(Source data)
★ ★ ★ ★ ★ ★ ★

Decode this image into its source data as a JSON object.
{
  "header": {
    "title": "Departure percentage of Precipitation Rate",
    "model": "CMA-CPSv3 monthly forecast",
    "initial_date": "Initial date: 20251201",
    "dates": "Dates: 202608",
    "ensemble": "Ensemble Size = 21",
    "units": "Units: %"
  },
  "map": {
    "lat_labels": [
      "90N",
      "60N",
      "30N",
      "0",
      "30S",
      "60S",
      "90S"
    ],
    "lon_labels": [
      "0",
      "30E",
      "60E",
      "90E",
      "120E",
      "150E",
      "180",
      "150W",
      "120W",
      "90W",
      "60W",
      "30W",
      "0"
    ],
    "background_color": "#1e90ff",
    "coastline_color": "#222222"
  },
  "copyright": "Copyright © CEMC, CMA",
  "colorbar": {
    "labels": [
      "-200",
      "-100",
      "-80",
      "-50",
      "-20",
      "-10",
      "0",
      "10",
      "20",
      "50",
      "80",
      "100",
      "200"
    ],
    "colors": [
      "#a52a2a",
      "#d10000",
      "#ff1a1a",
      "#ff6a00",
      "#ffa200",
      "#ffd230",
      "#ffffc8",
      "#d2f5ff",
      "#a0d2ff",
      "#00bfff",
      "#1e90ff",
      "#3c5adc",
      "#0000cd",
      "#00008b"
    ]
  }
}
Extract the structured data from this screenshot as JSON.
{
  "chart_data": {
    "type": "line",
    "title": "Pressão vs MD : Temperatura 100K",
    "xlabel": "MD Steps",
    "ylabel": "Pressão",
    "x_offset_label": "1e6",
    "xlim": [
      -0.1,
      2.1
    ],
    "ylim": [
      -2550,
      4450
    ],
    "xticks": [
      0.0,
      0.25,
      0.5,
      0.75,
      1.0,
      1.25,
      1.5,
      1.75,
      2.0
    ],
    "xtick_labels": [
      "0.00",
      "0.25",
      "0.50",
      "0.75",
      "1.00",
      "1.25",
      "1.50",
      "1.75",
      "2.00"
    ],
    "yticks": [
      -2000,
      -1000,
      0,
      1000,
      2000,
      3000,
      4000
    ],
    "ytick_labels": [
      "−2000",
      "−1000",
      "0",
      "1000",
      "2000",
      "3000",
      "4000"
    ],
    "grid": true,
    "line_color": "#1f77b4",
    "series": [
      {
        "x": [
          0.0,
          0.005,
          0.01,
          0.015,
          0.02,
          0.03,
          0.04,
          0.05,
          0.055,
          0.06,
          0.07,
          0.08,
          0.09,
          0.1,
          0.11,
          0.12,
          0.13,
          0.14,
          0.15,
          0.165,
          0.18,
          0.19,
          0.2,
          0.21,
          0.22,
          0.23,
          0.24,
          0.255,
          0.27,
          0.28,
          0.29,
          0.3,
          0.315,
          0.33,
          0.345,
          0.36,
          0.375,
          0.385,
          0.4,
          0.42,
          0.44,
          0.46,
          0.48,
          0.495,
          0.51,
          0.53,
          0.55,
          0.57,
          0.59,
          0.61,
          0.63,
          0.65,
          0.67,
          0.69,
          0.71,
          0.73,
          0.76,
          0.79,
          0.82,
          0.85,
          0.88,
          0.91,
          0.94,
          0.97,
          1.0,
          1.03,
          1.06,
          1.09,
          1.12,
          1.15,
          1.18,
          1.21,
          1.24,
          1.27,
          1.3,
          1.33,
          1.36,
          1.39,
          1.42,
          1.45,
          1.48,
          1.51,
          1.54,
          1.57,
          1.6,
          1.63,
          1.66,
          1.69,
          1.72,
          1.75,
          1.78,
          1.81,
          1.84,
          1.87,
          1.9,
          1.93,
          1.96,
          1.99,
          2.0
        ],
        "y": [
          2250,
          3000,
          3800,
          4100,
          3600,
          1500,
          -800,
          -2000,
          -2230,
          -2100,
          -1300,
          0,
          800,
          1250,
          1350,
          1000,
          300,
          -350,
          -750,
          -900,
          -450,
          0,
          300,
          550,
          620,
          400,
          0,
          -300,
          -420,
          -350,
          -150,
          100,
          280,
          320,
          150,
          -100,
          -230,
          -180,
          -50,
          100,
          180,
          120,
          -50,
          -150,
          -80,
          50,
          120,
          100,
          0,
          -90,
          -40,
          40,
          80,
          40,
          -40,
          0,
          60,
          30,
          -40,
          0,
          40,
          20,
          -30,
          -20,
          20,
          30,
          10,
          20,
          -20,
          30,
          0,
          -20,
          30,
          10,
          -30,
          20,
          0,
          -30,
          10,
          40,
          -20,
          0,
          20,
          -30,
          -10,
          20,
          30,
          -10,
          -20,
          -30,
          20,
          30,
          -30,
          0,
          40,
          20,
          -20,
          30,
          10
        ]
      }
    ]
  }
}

★ ★ ★ ★ ★ ★ ★

**Stated exercise:** Scan the records for the string "Pressão". Copy each line in which it appears.

**Solution:**
    "title": "Pressão vs MD : Temperatura 100K",
    "ylabel": "Pressão",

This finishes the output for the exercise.